## GIVEN TASK
Reproduce, without alteration, the part of the listing below that opens with the line containing "Patent image size: (752, 776)." and closes with the line containing "The feed injection nozzle 42c", including both of those lines.

## RAW DATA

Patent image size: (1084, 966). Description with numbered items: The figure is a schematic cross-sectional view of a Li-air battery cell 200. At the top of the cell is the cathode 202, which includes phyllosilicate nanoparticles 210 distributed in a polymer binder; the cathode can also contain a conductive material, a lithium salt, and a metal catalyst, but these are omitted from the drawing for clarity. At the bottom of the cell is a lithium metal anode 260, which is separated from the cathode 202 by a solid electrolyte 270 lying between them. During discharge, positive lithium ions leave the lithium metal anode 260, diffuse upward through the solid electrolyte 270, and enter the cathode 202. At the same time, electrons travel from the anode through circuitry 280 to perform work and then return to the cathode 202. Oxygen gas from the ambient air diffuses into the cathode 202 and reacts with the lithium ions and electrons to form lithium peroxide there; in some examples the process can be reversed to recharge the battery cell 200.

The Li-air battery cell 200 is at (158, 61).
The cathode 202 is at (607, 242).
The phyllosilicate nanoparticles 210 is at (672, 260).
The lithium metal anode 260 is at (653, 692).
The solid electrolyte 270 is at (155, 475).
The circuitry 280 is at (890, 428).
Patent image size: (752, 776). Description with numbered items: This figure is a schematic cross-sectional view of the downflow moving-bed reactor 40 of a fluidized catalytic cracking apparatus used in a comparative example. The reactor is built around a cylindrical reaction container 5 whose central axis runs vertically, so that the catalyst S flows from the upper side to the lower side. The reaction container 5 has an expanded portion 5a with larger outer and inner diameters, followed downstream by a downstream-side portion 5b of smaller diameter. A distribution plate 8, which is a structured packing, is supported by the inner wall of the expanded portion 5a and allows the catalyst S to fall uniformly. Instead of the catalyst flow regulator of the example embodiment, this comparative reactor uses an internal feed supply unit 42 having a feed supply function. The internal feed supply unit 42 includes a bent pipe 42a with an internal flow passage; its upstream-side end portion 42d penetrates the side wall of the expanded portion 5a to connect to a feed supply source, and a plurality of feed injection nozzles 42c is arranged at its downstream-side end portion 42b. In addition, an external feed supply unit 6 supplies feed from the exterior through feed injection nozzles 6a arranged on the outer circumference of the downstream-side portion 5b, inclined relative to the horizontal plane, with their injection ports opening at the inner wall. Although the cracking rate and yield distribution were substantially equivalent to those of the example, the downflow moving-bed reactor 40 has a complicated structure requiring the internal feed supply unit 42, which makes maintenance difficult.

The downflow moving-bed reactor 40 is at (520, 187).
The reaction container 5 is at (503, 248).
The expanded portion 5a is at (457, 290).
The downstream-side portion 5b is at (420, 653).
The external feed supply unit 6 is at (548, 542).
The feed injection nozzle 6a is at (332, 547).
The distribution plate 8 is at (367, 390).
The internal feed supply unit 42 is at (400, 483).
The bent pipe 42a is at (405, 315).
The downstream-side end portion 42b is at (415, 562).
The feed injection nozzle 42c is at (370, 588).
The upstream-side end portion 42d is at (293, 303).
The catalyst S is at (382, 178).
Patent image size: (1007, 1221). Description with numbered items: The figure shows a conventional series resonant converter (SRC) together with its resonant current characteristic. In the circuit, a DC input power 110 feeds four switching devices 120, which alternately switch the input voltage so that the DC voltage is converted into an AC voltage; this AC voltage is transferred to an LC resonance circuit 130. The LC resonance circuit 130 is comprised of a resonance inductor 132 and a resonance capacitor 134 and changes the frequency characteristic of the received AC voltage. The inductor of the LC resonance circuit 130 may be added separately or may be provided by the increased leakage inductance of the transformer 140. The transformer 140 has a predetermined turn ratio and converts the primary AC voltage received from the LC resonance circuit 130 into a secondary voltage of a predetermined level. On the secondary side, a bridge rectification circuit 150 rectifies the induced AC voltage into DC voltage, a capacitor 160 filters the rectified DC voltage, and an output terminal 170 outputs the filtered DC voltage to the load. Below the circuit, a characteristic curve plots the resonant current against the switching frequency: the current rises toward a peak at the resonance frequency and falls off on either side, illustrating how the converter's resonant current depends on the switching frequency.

## TASK RESPONSE
Patent image size: (752, 776). Description with numbered items: This figure is a schematic cross-sectional view of the downflow moving-bed reactor 40 of a fluidized catalytic cracking apparatus used in a comparative example. The reactor is built around a cylindrical reaction container 5 whose central axis runs vertically, so that the catalyst S flows from the upper side to the lower side. The reaction container 5 has an expanded portion 5a with larger outer and inner diameters, followed downstream by a downstream-side portion 5b of smaller diameter. A distribution plate 8, which is a structured packing, is supported by the inner wall of the expanded portion 5a and allows the catalyst S to fall uniformly. Instead of the catalyst flow regulator of the example embodiment, this comparative reactor uses an internal feed supply unit 42 having a feed supply function. The internal feed supply unit 42 includes a bent pipe 42a with an internal flow passage; its upstream-side end portion 42d penetrates the side wall of the expanded portion 5a to connect to a feed supply source, and a plurality of feed injection nozzles 42c is arranged at its downstream-side end portion 42b. In addition, an external feed supply unit 6 supplies feed from the exterior through feed injection nozzles 6a arranged on the outer circumference of the downstream-side portion 5b, inclined relative to the horizontal plane, with their injection ports opening at the inner wall. Although the cracking rate and yield distribution were substantially equivalent to those of the example, the downflow moving-bed reactor 40 has a complicated structure requiring the internal feed supply unit 42, which makes maintenance difficult.

The downflow moving-bed reactor 40 is at (520, 187).
The reaction container 5 is at (503, 248).
The expanded portion 5a is at (457, 290).
The downstream-side portion 5b is at (420, 653).
The external feed supply unit 6 is at (548, 542).
The feed injection nozzle 6a is at (332, 547).
The distribution plate 8 is at (367, 390).
The internal feed supply unit 42 is at (400, 483).
The bent pipe 42a is at (405, 315).
The downstream-side end portion 42b is at (415, 562).
The feed injection nozzle 42c is at (370, 588).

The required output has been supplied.